WHAT YOU ARE ASKED TO DO → Can you give the lines of data again, from the line containing "Bar xyxy=(313,315,325,327)" through the line containing "Text: count: count xyxy=(111,290,140,300)", replacing "Bar" with "Column" and leaving everything else unchanged? Give only those lines.

INFORMATION GIVEN →
■ ■ ■ ■
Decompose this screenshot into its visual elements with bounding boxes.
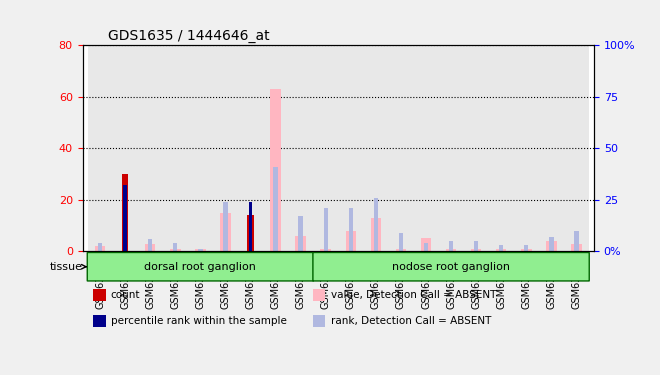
Bar xyxy=(313,315,325,327)
Bar xyxy=(395,249,406,251)
Bar xyxy=(296,236,306,251)
Text: percentile rank within the sample: percentile rank within the sample xyxy=(111,316,286,326)
Bar xyxy=(524,245,529,251)
Bar xyxy=(213,45,238,251)
Bar xyxy=(413,45,438,251)
Bar xyxy=(521,249,531,251)
Bar xyxy=(98,243,102,251)
Bar xyxy=(339,45,363,251)
Bar xyxy=(223,202,228,251)
Bar xyxy=(163,45,188,251)
Bar xyxy=(220,213,231,251)
Bar xyxy=(388,45,413,251)
Bar xyxy=(195,249,206,251)
Bar xyxy=(113,45,138,251)
Bar xyxy=(571,243,581,251)
Text: dorsal root ganglion: dorsal root ganglion xyxy=(145,262,256,272)
Bar xyxy=(314,45,339,251)
Bar xyxy=(371,218,381,251)
Bar xyxy=(513,45,539,251)
Bar xyxy=(249,202,252,251)
Text: value, Detection Call = ABSENT: value, Detection Call = ABSENT xyxy=(331,290,496,300)
Bar xyxy=(123,185,127,251)
Bar xyxy=(173,243,178,251)
Bar xyxy=(474,241,478,251)
Bar xyxy=(321,249,331,251)
Bar xyxy=(348,208,353,251)
Bar xyxy=(188,45,213,251)
Text: nodose root ganglion: nodose root ganglion xyxy=(392,262,510,272)
Bar xyxy=(374,198,378,251)
Bar xyxy=(346,231,356,251)
Bar xyxy=(313,289,325,301)
Bar xyxy=(446,249,456,251)
Bar xyxy=(248,215,253,251)
Bar xyxy=(449,241,453,251)
Bar xyxy=(496,249,506,251)
Bar xyxy=(198,249,203,251)
Bar xyxy=(298,216,303,251)
Bar xyxy=(463,45,488,251)
Bar xyxy=(549,237,554,251)
Bar xyxy=(399,232,403,251)
Bar xyxy=(488,45,513,251)
Bar xyxy=(148,239,152,251)
Text: GDS1635 / 1444646_at: GDS1635 / 1444646_at xyxy=(108,28,270,43)
Bar xyxy=(273,167,278,251)
Bar xyxy=(420,238,431,251)
Bar xyxy=(122,174,128,251)
Bar xyxy=(363,45,388,251)
Bar xyxy=(88,45,113,251)
Bar xyxy=(95,246,106,251)
FancyBboxPatch shape xyxy=(313,252,589,281)
Bar xyxy=(539,45,564,251)
Bar xyxy=(92,289,106,301)
Bar xyxy=(574,231,579,251)
Bar xyxy=(564,45,589,251)
FancyBboxPatch shape xyxy=(87,252,314,281)
Bar xyxy=(92,315,106,327)
Bar xyxy=(424,243,428,251)
Bar xyxy=(438,45,463,251)
Bar xyxy=(271,89,281,251)
Bar xyxy=(499,245,504,251)
Text: count: count xyxy=(111,290,140,300)
Text: rank, Detection Call = ABSENT: rank, Detection Call = ABSENT xyxy=(331,316,491,326)
Bar xyxy=(288,45,314,251)
Bar xyxy=(138,45,163,251)
Bar xyxy=(238,45,263,251)
Bar xyxy=(170,249,181,251)
Bar xyxy=(323,208,328,251)
Bar xyxy=(546,241,556,251)
Bar xyxy=(263,45,288,251)
Text: tissue: tissue xyxy=(50,262,86,272)
Bar xyxy=(471,249,481,251)
Bar xyxy=(145,243,156,251)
■ ■ ■ ■
EXERCISE RESULT →
Column xyxy=(313,315,325,327)
Column xyxy=(395,249,406,251)
Column xyxy=(296,236,306,251)
Text: percentile rank within the sample: percentile rank within the sample xyxy=(111,316,286,326)
Column xyxy=(524,245,529,251)
Column xyxy=(213,45,238,251)
Column xyxy=(413,45,438,251)
Column xyxy=(521,249,531,251)
Column xyxy=(98,243,102,251)
Column xyxy=(339,45,363,251)
Column xyxy=(223,202,228,251)
Column xyxy=(163,45,188,251)
Column xyxy=(220,213,231,251)
Column xyxy=(388,45,413,251)
Column xyxy=(195,249,206,251)
Column xyxy=(113,45,138,251)
Column xyxy=(571,243,581,251)
Text: dorsal root ganglion: dorsal root ganglion xyxy=(145,262,256,272)
Column xyxy=(314,45,339,251)
Column xyxy=(371,218,381,251)
Column xyxy=(513,45,539,251)
Column xyxy=(249,202,252,251)
Text: value, Detection Call = ABSENT: value, Detection Call = ABSENT xyxy=(331,290,496,300)
Column xyxy=(123,185,127,251)
Column xyxy=(173,243,178,251)
Column xyxy=(474,241,478,251)
Column xyxy=(321,249,331,251)
Column xyxy=(348,208,353,251)
Column xyxy=(188,45,213,251)
Text: nodose root ganglion: nodose root ganglion xyxy=(392,262,510,272)
Column xyxy=(374,198,378,251)
Column xyxy=(346,231,356,251)
Column xyxy=(313,289,325,301)
Column xyxy=(446,249,456,251)
Column xyxy=(248,215,253,251)
Column xyxy=(449,241,453,251)
Column xyxy=(496,249,506,251)
Column xyxy=(198,249,203,251)
Column xyxy=(298,216,303,251)
Column xyxy=(463,45,488,251)
Column xyxy=(549,237,554,251)
Column xyxy=(399,232,403,251)
Column xyxy=(488,45,513,251)
Column xyxy=(148,239,152,251)
Text: GDS1635 / 1444646_at: GDS1635 / 1444646_at xyxy=(108,28,270,43)
Column xyxy=(273,167,278,251)
Column xyxy=(420,238,431,251)
Column xyxy=(122,174,128,251)
Column xyxy=(363,45,388,251)
Column xyxy=(88,45,113,251)
Column xyxy=(95,246,106,251)
FancyBboxPatch shape xyxy=(313,252,589,281)
Column xyxy=(539,45,564,251)
Column xyxy=(92,289,106,301)
Column xyxy=(574,231,579,251)
Column xyxy=(564,45,589,251)
FancyBboxPatch shape xyxy=(87,252,314,281)
Column xyxy=(92,315,106,327)
Column xyxy=(424,243,428,251)
Column xyxy=(438,45,463,251)
Column xyxy=(271,89,281,251)
Column xyxy=(499,245,504,251)
Text: count: count xyxy=(111,290,140,300)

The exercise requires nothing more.